[Dataset items]
+++++

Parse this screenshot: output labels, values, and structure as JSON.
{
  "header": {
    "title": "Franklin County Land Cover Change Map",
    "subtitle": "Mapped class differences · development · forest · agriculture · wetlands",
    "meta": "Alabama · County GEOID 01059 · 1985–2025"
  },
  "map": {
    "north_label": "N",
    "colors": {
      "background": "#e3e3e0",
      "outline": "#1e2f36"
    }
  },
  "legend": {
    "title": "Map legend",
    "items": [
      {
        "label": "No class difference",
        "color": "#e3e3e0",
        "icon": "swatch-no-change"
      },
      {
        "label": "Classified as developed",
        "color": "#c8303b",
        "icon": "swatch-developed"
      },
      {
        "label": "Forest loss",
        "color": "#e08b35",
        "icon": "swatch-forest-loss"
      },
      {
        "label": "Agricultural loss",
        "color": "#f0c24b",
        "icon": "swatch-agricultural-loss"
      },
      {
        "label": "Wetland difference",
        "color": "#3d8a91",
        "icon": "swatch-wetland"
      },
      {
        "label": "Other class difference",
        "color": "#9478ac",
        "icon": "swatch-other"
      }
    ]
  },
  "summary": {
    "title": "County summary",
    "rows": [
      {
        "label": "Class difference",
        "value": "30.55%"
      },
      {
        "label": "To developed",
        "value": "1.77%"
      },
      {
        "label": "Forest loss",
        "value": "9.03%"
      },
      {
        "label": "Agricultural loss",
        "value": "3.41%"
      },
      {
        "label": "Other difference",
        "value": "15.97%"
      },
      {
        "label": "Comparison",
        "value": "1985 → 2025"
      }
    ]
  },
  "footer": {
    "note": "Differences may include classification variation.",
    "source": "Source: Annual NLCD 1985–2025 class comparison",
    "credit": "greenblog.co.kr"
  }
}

+++++

**TASK BRIEF:**
Scan the lines for the string "swatch". Pick out every line that has it.

**OUTPUT BELOW:**
        "icon": "swatch-no-change"
        "icon": "swatch-developed"
        "icon": "swatch-forest-loss"
        "icon": "swatch-agricultural-loss"
        "icon": "swatch-wetland"
        "icon": "swatch-other"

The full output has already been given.